■ TEXT FOR ANALYSIS:
NEWS & FEATURES
Have you heard the woofest mews?
Have you heard the woofest mews?
By ALMA J. BUELVA
This is Wawa who is holed up alone in a boarding house in Marawi City with her two kittens. Their owner is worried they have already run out of food and water.
CLASHES between the military and Maute Group of terrorists in Marawi City, Lanao del Sur have victimized not just thousands of people but also animals, particularly pet dogs and cats.
As residents flee following the declaration of martial law in their embattled city on May 23, many were unable to take their pets with them.
In an interview with MetroPets, Maria Ninotchka Herrera who lives in Marawi City, recalled how she and her family fled to Iligan City when the fighting started, taking her Siberian Husky Maya and her Japanese Spitz Misao with them. During the arduous nine-hour journey that normally takes only an hour, Herrera said she saw other people evacuating with their cats and dogs.
Herrera and her dogs enjoying nature at the golf course inside Mindanao State University in Marawi. The city is presently the scene of heavy fighting between the military and a terrorist group. The photo was taken in the morning of May 23, 2017. At night, they would evacuate for Iligan City. (Photo from Notch Herrera)
A teacher from Mindanao State University (MSU) in Marawi City, Herrera said some of her friends were forced to hastily leave their pets inside the campus with food and water good for three days. But as the fighting drags on, her friends now worry about their pets and are hoping to return to the university to secure them.

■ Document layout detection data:

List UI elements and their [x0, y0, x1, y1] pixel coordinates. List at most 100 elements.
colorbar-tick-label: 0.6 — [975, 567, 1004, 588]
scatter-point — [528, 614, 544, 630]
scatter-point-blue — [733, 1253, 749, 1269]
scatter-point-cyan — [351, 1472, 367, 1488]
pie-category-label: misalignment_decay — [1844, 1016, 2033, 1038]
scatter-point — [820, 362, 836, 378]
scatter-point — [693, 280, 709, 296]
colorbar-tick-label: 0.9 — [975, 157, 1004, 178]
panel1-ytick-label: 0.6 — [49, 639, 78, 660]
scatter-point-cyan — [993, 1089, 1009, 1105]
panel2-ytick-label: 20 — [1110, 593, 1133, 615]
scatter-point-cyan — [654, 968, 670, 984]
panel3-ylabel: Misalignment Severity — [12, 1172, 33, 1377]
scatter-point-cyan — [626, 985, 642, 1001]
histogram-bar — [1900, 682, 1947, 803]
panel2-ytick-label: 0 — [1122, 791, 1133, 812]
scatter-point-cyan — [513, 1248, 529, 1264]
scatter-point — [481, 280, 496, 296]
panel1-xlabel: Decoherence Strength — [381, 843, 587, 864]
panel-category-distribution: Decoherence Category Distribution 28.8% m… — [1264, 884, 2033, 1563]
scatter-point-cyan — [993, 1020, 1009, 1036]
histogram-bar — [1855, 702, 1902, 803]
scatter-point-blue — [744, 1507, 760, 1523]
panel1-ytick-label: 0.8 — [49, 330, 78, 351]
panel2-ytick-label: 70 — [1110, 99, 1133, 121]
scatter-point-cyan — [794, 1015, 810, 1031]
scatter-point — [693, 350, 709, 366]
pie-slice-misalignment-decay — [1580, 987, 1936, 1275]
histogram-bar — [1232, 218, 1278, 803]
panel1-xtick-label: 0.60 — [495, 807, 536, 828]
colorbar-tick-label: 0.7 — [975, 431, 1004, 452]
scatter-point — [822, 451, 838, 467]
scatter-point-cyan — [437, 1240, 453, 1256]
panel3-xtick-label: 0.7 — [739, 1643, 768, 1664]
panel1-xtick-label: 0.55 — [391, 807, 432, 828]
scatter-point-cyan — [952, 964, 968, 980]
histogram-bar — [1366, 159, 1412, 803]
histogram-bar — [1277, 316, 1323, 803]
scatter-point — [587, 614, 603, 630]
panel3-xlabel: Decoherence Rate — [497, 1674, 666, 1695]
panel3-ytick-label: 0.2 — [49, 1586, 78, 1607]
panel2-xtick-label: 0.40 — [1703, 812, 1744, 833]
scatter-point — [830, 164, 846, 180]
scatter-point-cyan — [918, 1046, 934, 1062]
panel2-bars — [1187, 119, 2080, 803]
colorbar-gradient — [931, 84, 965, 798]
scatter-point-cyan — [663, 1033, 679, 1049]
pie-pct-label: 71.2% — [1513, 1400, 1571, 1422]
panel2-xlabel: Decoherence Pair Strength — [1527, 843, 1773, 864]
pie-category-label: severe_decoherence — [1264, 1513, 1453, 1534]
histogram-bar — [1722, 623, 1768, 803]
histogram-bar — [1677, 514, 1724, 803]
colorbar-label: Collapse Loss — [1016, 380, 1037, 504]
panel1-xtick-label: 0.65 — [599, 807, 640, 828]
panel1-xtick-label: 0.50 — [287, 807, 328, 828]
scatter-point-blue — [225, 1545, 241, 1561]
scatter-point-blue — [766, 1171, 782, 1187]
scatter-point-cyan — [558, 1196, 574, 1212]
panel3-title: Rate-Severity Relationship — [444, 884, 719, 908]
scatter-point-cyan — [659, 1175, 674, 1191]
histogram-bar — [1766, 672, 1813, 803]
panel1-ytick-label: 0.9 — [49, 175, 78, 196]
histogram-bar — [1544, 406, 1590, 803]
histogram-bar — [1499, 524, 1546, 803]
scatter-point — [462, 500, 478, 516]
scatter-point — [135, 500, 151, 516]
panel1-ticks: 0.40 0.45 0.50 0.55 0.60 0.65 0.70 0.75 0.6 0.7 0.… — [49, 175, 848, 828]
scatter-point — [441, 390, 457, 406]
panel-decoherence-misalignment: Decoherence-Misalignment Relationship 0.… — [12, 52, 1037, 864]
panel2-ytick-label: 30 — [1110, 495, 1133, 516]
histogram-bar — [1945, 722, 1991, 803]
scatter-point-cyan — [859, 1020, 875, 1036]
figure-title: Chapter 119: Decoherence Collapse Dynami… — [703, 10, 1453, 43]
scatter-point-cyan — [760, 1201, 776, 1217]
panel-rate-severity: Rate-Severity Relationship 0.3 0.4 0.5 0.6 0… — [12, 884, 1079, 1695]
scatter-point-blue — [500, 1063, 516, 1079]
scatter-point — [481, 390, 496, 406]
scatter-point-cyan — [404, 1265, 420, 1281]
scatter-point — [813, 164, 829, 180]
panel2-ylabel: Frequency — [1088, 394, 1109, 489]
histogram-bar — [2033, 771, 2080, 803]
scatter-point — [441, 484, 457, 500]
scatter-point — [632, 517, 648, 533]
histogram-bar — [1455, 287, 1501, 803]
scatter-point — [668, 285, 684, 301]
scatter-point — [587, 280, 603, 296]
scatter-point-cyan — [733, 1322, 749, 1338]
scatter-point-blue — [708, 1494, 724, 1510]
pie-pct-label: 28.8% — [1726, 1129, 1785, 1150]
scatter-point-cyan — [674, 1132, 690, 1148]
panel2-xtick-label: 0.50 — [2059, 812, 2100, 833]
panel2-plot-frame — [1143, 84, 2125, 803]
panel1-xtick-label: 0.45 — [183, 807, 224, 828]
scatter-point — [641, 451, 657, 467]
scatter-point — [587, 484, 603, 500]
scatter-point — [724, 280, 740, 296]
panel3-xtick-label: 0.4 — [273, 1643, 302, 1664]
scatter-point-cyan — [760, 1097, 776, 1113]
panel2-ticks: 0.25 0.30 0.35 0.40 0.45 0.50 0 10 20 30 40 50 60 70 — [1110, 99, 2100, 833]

■ EXERCISE INSTRUCTIONS: In the article about pets left behind in Marawi City, rewrite everything from "NEWS & FEATURES" down to "food and water.", putting "dormitory" in place of "boarding house".

■ OUTPUT:
NEWS & FEATURES
Have you heard the woofest mews?
Have you heard the woofest mews?
By ALMA J. BUELVA
This is Wawa who is holed up alone in a dormitory in Marawi City with her two kittens. Their owner is worried they have already run out of food and water.